:: What to do ::
Will you write out all the entries below exactly?

++++ Record set

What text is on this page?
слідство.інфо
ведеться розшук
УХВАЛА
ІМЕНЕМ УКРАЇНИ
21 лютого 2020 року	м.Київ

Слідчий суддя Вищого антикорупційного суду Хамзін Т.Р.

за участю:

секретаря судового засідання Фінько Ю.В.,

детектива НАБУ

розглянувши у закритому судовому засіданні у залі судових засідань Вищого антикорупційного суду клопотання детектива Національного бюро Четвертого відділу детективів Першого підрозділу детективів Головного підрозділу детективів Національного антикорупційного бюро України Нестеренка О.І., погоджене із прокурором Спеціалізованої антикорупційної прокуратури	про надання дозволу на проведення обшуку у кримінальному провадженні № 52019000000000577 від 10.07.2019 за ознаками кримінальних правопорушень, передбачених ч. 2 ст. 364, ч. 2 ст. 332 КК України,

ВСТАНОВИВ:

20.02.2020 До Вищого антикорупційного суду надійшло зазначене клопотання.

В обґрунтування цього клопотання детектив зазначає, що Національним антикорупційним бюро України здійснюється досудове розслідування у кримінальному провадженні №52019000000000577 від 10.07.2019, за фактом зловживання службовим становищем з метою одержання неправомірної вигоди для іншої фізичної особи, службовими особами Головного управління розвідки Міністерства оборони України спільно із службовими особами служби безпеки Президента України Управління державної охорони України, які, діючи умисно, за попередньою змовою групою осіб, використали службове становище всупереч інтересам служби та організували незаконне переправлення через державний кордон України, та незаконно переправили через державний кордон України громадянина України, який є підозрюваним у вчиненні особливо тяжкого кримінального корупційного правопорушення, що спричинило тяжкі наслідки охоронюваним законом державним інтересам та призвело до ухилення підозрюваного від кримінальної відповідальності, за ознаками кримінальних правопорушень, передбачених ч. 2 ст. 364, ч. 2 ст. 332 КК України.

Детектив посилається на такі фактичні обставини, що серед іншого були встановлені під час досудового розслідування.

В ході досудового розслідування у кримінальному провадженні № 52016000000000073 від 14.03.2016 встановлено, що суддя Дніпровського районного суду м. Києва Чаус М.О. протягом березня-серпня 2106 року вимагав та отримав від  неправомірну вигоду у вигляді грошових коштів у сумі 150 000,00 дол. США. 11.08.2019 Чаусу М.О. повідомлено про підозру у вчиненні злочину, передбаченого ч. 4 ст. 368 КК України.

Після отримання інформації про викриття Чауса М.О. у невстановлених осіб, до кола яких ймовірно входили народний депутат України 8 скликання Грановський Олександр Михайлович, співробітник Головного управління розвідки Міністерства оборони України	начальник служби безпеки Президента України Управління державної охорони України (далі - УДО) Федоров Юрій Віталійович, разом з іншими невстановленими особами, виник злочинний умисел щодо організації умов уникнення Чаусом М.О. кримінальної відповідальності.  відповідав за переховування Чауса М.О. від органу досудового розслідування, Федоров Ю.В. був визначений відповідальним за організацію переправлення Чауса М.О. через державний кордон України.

++++++++

:: Worked answer ::
What text is on this page?
слідство.інфо
ведеться розшук
УХВАЛА
ІМЕНЕМ УКРАЇНИ
21 лютого 2020 року	м.Київ

Слідчий суддя Вищого антикорупційного суду Хамзін Т.Р.

за участю:

секретаря судового засідання Фінько Ю.В.,

детектива НАБУ

розглянувши у закритому судовому засіданні у залі судових засідань Вищого антикорупційного суду клопотання детектива Національного бюро Четвертого відділу детективів Першого підрозділу детективів Головного підрозділу детективів Національного антикорупційного бюро України Нестеренка О.І., погоджене із прокурором Спеціалізованої антикорупційної прокуратури	про надання дозволу на проведення обшуку у кримінальному провадженні № 52019000000000577 від 10.07.2019 за ознаками кримінальних правопорушень, передбачених ч. 2 ст. 364, ч. 2 ст. 332 КК України,

ВСТАНОВИВ:

20.02.2020 До Вищого антикорупційного суду надійшло зазначене клопотання.

В обґрунтування цього клопотання детектив зазначає, що Національним антикорупційним бюро України здійснюється досудове розслідування у кримінальному провадженні №52019000000000577 від 10.07.2019, за фактом зловживання службовим становищем з метою одержання неправомірної вигоди для іншої фізичної особи, службовими особами Головного управління розвідки Міністерства оборони України спільно із службовими особами служби безпеки Президента України Управління державної охорони України, які, діючи умисно, за попередньою змовою групою осіб, використали службове становище всупереч інтересам служби та організували незаконне переправлення через державний кордон України, та незаконно переправили через державний кордон України громадянина України, який є підозрюваним у вчиненні особливо тяжкого кримінального корупційного правопорушення, що спричинило тяжкі наслідки охоронюваним законом державним інтересам та призвело до ухилення підозрюваного від кримінальної відповідальності, за ознаками кримінальних правопорушень, передбачених ч. 2 ст. 364, ч. 2 ст. 332 КК України.

Детектив посилається на такі фактичні обставини, що серед іншого були встановлені під час досудового розслідування.

В ході досудового розслідування у кримінальному провадженні № 52016000000000073 від 14.03.2016 встановлено, що суддя Дніпровського районного суду м. Києва Чаус М.О. протягом березня-серпня 2106 року вимагав та отримав від  неправомірну вигоду у вигляді грошових коштів у сумі 150 000,00 дол. США. 11.08.2019 Чаусу М.О. повідомлено про підозру у вчиненні злочину, передбаченого ч. 4 ст. 368 КК України.

Після отримання інформації про викриття Чауса М.О. у невстановлених осіб, до кола яких ймовірно входили народний депутат України 8 скликання Грановський Олександр Михайлович, співробітник Головного управління розвідки Міністерства оборони України	начальник служби безпеки Президента України Управління державної охорони України (далі - УДО) Федоров Юрій Віталійович, разом з іншими невстановленими особами, виник злочинний умисел щодо організації умов уникнення Чаусом М.О. кримінальної відповідальності.  відповідав за переховування Чауса М.О. від органу досудового розслідування, Федоров Ю.В. був визначений відповідальним за організацію переправлення Чауса М.О. через державний кордон України.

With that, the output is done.